Identify the lines that contain the word "Layer" and copy each one.

- _SUPPLIED MATERIAL_
+ + + + + + +

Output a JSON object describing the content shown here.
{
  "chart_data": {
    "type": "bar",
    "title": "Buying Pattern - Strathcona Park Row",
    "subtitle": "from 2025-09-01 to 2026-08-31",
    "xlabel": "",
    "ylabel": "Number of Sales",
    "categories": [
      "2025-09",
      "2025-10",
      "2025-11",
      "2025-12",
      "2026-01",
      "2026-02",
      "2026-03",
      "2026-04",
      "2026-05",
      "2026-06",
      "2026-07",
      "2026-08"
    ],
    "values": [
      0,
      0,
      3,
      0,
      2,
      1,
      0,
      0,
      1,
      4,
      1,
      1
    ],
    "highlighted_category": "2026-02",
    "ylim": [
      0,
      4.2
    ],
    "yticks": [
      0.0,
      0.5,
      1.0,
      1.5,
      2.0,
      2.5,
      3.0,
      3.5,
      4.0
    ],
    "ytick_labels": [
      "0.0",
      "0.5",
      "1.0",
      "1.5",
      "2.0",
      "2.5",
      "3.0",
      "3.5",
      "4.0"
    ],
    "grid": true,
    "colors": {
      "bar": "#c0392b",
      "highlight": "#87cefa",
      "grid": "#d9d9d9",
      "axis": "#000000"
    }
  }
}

+ + + + + + +

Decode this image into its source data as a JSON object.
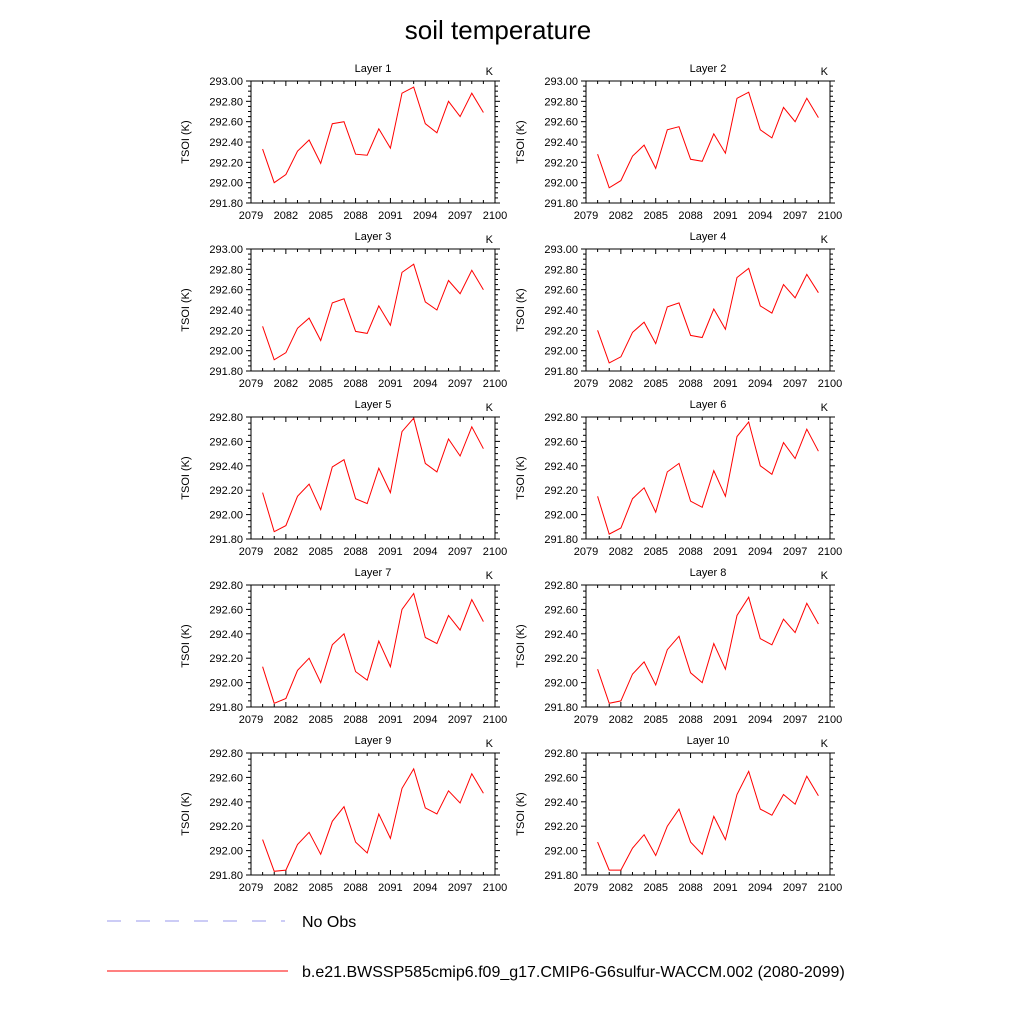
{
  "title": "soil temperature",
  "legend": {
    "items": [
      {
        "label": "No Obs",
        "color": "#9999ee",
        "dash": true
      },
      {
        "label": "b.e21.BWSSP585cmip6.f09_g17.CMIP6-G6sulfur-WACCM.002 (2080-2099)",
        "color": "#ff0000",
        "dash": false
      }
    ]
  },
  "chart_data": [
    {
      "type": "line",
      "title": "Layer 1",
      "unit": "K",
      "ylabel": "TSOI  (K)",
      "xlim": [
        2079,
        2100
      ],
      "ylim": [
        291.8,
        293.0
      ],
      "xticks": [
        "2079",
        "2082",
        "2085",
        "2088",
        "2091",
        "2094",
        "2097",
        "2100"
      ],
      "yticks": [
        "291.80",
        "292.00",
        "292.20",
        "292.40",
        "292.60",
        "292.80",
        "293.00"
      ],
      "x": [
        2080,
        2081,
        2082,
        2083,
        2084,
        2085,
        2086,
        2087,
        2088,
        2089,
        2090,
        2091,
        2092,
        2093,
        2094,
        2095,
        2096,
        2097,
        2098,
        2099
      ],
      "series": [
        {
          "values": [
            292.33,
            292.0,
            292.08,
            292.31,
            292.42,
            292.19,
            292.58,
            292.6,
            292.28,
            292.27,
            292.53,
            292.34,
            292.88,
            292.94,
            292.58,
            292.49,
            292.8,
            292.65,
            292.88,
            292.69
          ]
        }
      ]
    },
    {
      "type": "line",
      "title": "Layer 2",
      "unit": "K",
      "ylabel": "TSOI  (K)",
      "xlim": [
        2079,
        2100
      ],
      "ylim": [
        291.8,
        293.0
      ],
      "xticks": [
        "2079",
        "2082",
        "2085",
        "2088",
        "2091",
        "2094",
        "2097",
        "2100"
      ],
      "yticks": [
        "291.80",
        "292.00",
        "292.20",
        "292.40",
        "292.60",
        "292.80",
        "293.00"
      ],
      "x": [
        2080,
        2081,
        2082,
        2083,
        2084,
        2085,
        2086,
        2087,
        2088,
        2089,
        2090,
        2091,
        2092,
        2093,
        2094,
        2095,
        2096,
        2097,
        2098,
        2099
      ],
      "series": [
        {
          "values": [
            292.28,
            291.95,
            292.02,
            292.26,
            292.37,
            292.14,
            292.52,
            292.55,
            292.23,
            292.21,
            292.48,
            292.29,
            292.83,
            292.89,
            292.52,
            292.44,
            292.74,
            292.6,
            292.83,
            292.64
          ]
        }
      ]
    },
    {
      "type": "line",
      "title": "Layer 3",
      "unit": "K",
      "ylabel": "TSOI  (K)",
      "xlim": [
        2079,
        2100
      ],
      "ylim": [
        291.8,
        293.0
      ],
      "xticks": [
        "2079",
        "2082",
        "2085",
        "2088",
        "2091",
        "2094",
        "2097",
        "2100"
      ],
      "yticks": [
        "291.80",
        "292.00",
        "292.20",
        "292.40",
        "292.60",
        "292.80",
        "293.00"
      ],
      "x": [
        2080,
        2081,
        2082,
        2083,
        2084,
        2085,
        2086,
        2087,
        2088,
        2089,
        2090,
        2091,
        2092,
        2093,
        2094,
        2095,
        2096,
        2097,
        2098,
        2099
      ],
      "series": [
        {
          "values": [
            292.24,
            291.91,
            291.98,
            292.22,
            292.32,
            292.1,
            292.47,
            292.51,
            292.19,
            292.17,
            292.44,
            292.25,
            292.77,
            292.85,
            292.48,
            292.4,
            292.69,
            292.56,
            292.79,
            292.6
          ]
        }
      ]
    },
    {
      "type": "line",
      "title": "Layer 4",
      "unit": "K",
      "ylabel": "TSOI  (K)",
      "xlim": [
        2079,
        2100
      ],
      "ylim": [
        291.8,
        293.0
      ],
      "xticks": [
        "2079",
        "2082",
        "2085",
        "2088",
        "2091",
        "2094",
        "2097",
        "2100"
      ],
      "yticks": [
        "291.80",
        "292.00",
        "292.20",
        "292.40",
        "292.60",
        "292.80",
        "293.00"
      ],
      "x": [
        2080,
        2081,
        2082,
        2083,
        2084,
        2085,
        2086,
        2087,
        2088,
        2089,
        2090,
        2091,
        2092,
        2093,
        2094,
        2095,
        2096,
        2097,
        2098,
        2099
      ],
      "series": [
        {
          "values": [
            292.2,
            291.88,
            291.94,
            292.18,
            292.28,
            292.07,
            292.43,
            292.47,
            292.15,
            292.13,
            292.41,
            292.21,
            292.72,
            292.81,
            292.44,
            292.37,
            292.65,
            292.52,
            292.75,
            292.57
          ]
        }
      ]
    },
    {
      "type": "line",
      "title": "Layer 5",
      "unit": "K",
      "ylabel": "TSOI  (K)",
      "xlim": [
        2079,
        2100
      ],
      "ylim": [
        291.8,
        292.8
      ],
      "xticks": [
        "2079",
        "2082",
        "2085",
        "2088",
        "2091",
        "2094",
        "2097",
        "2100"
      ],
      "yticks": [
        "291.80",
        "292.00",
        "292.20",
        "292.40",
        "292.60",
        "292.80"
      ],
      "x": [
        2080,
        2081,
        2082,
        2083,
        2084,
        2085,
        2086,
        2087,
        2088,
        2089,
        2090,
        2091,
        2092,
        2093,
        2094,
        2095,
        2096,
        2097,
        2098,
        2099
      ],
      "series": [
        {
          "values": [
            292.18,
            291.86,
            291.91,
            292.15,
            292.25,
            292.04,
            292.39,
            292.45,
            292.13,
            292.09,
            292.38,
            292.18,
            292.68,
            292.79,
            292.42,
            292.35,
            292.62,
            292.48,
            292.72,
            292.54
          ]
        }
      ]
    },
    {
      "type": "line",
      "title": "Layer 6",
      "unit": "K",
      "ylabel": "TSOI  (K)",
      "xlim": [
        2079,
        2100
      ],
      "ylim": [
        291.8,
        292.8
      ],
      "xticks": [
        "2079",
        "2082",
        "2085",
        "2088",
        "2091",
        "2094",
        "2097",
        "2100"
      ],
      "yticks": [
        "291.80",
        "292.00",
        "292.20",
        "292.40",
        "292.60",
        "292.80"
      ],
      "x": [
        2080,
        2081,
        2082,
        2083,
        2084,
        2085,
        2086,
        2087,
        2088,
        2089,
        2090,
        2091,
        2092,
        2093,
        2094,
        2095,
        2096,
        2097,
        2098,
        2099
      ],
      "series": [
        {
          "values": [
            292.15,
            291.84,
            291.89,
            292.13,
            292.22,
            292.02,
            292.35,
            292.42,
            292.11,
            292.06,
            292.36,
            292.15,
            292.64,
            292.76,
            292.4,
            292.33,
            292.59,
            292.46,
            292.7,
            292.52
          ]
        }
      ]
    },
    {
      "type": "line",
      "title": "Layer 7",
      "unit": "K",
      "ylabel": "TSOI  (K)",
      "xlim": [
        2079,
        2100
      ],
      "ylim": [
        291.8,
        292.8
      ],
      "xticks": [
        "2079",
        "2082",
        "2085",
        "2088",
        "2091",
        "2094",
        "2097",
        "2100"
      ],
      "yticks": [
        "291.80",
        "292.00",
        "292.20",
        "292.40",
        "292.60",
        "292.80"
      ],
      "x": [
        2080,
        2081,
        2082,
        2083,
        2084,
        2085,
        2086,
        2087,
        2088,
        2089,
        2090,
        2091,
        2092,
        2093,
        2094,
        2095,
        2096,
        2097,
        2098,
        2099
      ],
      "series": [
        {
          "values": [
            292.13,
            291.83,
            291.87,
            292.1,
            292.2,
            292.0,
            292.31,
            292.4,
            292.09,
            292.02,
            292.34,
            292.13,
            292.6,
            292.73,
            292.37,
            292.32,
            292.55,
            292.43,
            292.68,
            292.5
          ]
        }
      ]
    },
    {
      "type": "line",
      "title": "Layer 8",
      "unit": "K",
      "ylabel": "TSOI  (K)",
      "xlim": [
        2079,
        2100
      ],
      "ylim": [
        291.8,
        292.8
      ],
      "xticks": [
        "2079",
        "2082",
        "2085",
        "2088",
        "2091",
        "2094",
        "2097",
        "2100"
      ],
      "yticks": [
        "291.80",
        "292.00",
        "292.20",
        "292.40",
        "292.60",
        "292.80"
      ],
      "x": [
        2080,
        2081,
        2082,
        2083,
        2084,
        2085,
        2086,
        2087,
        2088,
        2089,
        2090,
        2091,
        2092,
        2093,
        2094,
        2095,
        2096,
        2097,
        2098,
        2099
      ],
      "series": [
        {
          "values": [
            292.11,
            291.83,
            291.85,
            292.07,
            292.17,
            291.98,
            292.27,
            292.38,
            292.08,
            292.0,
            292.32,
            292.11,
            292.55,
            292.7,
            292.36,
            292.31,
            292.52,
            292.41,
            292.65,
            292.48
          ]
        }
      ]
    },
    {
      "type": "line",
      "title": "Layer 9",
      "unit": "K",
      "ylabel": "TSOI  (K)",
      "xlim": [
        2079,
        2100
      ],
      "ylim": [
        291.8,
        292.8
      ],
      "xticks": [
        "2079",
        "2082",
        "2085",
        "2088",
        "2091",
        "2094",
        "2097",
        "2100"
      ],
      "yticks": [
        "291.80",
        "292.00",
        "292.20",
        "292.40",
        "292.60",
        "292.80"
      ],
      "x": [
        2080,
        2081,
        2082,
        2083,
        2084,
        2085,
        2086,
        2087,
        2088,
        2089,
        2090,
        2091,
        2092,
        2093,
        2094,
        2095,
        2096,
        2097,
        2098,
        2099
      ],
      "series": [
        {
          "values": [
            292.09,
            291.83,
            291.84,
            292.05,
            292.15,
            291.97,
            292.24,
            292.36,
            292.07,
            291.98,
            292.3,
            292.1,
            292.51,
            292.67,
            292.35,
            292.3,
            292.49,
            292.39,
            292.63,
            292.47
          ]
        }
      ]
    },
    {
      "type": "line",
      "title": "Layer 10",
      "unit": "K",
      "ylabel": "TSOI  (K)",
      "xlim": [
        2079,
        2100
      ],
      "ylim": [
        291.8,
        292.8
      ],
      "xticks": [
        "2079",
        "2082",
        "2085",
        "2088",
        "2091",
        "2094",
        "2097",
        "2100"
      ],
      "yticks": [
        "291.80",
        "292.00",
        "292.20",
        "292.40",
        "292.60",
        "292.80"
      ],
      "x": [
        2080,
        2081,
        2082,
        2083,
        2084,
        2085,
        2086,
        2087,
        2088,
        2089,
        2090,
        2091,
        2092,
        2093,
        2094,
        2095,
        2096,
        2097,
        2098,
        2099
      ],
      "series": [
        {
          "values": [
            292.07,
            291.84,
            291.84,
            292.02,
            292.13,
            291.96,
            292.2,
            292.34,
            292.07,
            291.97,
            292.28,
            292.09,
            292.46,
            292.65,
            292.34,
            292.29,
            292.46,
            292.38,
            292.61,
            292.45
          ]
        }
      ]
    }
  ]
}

+ + + + + + +

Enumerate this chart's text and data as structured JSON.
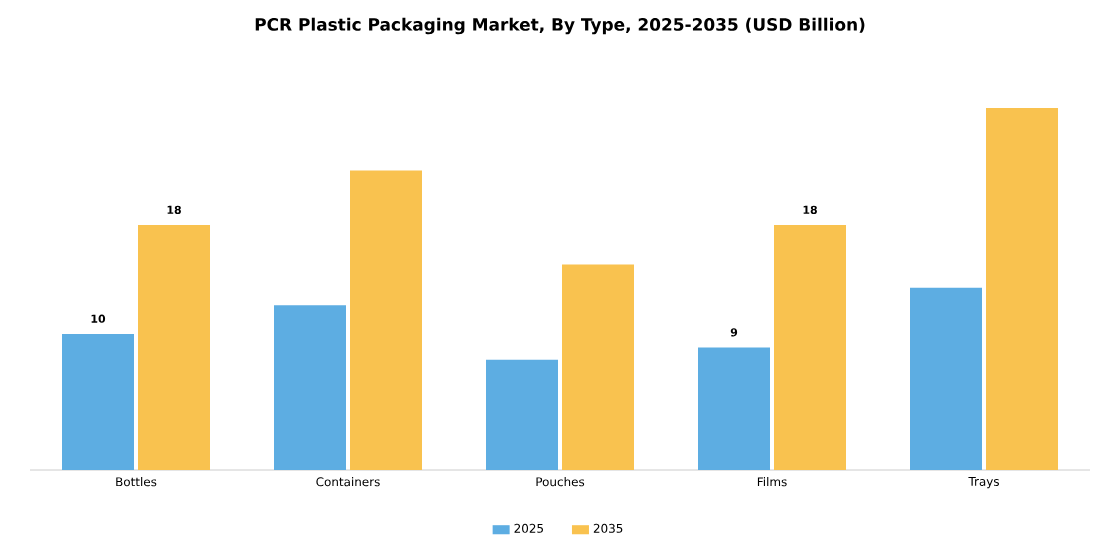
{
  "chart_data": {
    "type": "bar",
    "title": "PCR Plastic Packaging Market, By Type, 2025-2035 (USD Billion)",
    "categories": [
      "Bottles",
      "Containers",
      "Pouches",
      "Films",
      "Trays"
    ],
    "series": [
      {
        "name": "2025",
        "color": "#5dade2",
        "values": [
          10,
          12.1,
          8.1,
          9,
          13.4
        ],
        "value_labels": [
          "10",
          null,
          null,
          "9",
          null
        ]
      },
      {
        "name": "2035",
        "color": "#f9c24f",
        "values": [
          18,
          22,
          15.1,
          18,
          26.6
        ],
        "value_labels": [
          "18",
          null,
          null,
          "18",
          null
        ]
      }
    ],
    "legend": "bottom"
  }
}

+ + + + + + +

- _RESULT OF THE EXERCISE_
      "title": "Layer 1",
      "title": "Layer 2",
      "title": "Layer 3",
      "title": "Layer 4",
      "title": "Layer 5",
      "title": "Layer 6",
      "title": "Layer 7",
      "title": "Layer 8",
      "title": "Layer 9",
      "title": "Layer 10",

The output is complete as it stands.